* **Exercise objective**
Extract all lines that hold the string "time".

A block of data:
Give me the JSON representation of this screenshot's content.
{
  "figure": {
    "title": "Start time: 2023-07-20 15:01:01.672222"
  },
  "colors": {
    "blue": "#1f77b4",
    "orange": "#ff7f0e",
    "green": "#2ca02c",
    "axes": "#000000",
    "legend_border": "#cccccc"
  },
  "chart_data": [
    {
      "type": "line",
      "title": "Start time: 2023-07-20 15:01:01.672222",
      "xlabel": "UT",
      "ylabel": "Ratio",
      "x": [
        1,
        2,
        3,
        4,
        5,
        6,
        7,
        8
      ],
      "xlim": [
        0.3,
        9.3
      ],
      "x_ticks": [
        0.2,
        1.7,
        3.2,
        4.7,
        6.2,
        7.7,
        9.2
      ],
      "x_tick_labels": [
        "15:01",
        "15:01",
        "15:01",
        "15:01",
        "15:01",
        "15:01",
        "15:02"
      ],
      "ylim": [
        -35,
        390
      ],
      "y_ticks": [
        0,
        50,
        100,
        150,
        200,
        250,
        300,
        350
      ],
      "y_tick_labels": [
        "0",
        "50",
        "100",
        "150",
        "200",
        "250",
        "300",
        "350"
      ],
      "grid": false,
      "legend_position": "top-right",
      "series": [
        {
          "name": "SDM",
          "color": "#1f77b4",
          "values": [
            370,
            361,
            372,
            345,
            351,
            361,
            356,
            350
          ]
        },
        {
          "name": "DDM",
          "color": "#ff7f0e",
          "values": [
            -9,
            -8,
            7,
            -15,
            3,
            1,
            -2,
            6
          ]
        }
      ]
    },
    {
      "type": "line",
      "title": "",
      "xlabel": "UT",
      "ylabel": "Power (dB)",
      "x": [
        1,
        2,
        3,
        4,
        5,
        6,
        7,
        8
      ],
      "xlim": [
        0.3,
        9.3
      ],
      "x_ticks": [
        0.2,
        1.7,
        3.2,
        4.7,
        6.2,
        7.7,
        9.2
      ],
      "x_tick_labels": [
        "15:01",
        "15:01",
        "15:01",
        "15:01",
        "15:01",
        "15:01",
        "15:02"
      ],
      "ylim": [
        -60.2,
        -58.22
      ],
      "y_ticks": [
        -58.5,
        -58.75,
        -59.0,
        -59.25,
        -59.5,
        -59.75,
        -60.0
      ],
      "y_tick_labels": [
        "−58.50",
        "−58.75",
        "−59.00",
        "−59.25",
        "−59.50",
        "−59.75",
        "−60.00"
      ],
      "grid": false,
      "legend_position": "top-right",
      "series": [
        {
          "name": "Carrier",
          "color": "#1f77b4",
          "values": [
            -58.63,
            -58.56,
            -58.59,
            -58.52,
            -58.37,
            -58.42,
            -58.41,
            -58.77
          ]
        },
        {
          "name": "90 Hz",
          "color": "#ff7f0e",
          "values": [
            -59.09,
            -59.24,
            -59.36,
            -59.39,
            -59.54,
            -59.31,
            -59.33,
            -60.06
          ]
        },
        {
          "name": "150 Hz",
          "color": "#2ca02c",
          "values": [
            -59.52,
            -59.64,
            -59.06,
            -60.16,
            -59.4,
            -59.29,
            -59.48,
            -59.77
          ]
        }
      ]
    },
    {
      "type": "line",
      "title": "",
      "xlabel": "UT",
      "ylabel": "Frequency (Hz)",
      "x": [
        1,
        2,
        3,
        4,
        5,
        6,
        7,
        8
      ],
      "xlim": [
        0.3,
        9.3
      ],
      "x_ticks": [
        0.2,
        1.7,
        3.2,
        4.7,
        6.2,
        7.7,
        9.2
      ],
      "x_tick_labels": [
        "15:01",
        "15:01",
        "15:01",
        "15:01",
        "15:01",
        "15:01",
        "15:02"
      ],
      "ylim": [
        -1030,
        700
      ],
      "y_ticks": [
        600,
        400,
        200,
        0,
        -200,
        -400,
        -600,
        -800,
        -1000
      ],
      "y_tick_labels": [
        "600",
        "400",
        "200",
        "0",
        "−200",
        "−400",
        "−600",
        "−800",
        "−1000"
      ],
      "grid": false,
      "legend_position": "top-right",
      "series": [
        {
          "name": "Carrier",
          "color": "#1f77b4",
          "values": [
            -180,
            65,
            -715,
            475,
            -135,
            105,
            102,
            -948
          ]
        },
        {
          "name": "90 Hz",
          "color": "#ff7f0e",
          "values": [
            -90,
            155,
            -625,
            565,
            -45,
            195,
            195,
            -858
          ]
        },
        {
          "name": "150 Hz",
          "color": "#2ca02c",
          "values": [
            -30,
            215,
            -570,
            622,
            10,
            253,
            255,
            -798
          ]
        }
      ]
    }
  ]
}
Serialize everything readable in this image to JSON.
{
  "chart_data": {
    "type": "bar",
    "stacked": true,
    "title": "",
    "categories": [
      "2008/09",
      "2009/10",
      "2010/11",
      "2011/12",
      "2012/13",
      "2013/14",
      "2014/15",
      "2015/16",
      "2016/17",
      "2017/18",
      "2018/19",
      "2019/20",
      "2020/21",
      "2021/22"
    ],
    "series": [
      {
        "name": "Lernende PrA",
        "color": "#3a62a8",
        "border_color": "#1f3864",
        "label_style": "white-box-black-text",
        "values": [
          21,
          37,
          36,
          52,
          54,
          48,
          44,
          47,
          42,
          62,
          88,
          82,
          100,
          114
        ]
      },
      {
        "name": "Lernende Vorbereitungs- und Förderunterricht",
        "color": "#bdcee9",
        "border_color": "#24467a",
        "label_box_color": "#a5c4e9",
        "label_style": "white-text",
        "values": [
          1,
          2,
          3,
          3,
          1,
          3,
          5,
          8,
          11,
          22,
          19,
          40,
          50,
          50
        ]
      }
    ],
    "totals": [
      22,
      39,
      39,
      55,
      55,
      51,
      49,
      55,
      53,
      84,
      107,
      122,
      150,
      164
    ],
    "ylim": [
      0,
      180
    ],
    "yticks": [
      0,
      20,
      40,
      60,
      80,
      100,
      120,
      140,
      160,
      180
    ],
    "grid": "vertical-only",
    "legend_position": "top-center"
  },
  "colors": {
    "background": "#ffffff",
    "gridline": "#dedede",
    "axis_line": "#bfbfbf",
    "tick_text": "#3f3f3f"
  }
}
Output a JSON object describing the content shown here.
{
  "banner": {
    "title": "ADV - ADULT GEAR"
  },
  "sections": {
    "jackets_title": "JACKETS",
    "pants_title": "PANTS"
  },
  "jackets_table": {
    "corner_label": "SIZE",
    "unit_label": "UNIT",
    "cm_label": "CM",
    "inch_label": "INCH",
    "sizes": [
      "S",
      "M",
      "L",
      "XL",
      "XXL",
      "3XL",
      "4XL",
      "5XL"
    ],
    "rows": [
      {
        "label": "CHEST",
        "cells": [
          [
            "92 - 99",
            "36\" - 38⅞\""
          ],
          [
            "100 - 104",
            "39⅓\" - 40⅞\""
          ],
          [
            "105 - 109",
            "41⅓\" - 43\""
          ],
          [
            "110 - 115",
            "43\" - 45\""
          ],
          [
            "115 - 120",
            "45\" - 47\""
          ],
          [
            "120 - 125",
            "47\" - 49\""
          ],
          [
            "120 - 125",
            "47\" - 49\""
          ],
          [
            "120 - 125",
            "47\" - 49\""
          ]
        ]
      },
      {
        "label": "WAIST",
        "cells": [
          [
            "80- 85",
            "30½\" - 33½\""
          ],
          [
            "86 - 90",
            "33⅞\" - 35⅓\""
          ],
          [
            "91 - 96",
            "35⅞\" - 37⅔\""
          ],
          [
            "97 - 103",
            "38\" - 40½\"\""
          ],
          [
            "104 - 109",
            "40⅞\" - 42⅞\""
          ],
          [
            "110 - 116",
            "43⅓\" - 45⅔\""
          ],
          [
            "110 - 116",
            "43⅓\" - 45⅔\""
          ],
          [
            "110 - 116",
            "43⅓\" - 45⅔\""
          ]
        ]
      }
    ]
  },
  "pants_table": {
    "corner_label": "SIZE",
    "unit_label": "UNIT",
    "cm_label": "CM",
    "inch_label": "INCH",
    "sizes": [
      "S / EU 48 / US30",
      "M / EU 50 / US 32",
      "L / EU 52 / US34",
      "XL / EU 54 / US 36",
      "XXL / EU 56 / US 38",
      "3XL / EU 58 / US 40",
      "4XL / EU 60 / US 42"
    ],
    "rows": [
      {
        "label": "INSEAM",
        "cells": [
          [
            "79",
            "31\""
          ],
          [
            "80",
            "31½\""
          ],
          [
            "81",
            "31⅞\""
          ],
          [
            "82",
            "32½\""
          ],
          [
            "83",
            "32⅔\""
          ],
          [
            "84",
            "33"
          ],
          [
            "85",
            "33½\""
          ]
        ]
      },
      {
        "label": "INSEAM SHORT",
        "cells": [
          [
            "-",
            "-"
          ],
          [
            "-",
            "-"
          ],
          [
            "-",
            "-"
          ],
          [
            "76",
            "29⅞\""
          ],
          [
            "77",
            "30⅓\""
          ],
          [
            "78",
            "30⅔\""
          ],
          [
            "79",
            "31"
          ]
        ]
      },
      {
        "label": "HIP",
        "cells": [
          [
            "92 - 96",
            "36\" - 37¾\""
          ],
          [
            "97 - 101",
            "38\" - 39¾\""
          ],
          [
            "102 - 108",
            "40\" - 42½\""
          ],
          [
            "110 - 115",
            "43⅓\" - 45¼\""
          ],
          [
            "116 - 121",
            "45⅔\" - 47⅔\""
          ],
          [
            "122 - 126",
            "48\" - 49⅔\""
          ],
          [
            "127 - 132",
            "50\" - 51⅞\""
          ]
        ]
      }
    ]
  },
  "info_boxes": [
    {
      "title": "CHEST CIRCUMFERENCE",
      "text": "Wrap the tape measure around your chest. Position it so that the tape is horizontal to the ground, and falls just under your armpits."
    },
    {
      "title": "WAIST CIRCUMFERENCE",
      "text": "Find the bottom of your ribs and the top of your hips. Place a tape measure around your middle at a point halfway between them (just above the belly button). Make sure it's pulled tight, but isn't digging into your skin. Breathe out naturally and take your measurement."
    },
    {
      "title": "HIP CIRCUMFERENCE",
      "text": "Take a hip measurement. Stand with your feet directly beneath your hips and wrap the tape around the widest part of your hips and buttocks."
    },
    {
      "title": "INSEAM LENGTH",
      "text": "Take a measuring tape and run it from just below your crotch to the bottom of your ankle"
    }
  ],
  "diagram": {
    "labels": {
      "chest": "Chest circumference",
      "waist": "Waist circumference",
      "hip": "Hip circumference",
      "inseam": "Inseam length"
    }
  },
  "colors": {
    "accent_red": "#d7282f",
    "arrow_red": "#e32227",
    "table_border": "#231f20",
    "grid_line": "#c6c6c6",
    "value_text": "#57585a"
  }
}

* **Answer to the exercise**
    "title": "Start time: 2023-07-20 15:01:01.672222"
      "title": "Start time: 2023-07-20 15:01:01.672222",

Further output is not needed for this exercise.